[Stored entries]
┌──

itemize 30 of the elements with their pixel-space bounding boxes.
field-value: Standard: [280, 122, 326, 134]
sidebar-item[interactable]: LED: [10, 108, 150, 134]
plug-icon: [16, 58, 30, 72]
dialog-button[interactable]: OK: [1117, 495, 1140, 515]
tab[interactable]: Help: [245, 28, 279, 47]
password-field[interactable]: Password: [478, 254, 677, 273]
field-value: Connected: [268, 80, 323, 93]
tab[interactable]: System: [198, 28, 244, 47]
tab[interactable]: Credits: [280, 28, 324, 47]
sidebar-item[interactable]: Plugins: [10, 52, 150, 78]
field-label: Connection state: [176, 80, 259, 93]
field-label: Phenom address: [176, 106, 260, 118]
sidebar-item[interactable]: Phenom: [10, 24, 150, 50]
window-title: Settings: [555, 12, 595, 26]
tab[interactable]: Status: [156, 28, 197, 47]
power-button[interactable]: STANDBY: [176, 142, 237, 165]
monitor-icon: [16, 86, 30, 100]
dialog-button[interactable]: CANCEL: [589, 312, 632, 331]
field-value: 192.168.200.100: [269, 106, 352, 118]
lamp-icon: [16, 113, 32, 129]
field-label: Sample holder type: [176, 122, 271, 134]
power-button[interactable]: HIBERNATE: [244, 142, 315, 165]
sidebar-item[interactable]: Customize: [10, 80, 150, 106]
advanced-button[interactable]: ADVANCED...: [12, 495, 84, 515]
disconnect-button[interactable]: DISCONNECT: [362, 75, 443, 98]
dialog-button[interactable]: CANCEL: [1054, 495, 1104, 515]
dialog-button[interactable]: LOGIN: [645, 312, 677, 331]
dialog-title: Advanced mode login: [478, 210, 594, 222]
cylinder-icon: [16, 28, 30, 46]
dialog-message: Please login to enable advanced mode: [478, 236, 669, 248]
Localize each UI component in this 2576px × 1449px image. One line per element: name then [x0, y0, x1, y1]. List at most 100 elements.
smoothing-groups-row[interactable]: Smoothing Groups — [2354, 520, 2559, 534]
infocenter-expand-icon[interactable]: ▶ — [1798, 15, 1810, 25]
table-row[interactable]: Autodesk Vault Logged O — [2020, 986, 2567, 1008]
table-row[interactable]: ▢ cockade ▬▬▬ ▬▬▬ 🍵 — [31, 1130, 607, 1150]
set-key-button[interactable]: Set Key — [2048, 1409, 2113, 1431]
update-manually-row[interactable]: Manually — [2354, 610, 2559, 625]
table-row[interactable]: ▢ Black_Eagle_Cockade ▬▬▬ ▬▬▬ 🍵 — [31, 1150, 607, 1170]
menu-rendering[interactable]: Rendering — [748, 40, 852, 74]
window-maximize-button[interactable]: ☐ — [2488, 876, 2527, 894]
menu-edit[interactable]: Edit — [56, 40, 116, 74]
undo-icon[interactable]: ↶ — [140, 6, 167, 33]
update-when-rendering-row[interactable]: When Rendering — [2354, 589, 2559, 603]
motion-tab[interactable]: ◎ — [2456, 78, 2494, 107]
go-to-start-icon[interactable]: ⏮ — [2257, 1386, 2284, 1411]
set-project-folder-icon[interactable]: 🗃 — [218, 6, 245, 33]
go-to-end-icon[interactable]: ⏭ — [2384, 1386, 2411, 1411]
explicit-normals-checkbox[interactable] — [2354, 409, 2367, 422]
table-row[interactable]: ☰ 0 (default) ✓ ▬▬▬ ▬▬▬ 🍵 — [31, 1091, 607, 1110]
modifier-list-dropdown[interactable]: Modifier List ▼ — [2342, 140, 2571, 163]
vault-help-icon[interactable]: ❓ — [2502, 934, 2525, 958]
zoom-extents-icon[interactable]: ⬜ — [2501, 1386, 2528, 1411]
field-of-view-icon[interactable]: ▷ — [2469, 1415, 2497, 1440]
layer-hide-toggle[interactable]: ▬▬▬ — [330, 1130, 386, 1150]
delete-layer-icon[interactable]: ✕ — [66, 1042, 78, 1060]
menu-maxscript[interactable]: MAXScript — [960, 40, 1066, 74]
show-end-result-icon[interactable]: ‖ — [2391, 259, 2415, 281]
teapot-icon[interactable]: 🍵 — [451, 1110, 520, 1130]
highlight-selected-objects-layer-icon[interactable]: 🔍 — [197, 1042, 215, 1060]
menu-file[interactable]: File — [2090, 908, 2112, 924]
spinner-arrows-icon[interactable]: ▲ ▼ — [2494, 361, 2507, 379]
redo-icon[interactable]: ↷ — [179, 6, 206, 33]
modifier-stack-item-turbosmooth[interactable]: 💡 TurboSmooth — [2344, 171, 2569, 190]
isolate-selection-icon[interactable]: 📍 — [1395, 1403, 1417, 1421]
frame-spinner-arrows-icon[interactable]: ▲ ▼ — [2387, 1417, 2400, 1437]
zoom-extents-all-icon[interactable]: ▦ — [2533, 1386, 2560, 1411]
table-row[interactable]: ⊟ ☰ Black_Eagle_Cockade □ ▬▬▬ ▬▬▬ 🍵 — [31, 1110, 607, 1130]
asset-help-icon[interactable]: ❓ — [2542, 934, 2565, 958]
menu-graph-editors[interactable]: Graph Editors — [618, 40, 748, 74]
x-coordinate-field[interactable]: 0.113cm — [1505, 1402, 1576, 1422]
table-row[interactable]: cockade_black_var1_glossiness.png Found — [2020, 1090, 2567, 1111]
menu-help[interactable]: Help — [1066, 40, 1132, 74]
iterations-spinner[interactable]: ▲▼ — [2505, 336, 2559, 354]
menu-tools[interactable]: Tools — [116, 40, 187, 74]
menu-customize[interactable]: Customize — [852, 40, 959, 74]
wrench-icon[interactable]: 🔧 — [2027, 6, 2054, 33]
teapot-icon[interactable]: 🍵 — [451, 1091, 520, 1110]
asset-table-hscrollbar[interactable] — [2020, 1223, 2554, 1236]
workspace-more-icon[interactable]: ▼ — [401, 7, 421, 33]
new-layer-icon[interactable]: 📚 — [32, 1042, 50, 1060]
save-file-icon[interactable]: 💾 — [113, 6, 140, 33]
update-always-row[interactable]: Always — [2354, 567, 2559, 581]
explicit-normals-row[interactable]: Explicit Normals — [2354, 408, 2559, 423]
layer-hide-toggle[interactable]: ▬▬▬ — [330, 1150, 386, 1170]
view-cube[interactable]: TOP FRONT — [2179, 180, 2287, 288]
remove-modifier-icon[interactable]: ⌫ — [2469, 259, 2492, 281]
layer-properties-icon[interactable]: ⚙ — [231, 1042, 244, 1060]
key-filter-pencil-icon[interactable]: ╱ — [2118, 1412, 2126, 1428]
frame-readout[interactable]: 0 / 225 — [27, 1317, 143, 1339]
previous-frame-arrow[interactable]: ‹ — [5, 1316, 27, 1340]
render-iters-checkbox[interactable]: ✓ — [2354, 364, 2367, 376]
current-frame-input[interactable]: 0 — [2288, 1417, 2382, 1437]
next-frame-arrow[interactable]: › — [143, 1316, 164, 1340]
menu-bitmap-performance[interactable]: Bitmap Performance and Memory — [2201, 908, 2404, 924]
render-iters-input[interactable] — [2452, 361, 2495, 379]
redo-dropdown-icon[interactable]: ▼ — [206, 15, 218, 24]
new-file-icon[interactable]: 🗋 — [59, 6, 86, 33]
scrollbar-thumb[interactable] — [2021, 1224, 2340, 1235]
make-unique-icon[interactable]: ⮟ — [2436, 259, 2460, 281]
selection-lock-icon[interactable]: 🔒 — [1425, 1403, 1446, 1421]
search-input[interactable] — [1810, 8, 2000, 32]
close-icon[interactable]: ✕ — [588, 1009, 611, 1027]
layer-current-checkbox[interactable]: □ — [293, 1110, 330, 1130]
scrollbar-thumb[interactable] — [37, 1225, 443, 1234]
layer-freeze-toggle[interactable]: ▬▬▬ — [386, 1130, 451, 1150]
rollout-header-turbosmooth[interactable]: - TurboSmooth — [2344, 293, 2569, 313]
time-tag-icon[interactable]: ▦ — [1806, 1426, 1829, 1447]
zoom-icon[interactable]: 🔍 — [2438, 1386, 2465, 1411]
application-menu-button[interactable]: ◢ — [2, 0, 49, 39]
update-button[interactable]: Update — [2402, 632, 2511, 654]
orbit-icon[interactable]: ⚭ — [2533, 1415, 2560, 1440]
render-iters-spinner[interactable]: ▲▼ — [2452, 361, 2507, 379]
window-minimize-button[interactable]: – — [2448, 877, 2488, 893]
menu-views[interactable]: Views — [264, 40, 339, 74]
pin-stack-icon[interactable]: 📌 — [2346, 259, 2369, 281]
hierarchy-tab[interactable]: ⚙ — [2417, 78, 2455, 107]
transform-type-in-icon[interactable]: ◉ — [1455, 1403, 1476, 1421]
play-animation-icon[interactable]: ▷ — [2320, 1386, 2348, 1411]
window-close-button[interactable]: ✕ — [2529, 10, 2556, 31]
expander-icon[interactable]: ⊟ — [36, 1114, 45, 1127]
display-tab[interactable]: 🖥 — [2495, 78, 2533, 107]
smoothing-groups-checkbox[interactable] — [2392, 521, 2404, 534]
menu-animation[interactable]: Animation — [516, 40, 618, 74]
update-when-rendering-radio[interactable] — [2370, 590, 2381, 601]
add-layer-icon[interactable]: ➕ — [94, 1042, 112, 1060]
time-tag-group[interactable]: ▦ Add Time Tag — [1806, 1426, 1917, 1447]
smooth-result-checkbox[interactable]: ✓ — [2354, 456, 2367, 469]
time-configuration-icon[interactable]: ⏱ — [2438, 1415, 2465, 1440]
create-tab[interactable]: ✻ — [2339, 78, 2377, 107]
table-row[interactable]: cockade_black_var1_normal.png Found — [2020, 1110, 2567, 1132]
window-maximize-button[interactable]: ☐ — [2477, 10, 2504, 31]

└──

- _Given instruction_: Copy word for word the lines from the first one down to and including the line with "sidebar-item[interactable]: Phenom: [10, 24, 150, 50]".

- _Answer below_:
itemize 30 of the elements with their pixel-space bounding boxes.
field-value: Standard: [280, 122, 326, 134]
sidebar-item[interactable]: LED: [10, 108, 150, 134]
plug-icon: [16, 58, 30, 72]
dialog-button[interactable]: OK: [1117, 495, 1140, 515]
tab[interactable]: Help: [245, 28, 279, 47]
password-field[interactable]: Password: [478, 254, 677, 273]
field-value: Connected: [268, 80, 323, 93]
tab[interactable]: System: [198, 28, 244, 47]
tab[interactable]: Credits: [280, 28, 324, 47]
sidebar-item[interactable]: Plugins: [10, 52, 150, 78]
field-label: Connection state: [176, 80, 259, 93]
field-label: Phenom address: [176, 106, 260, 118]
sidebar-item[interactable]: Phenom: [10, 24, 150, 50]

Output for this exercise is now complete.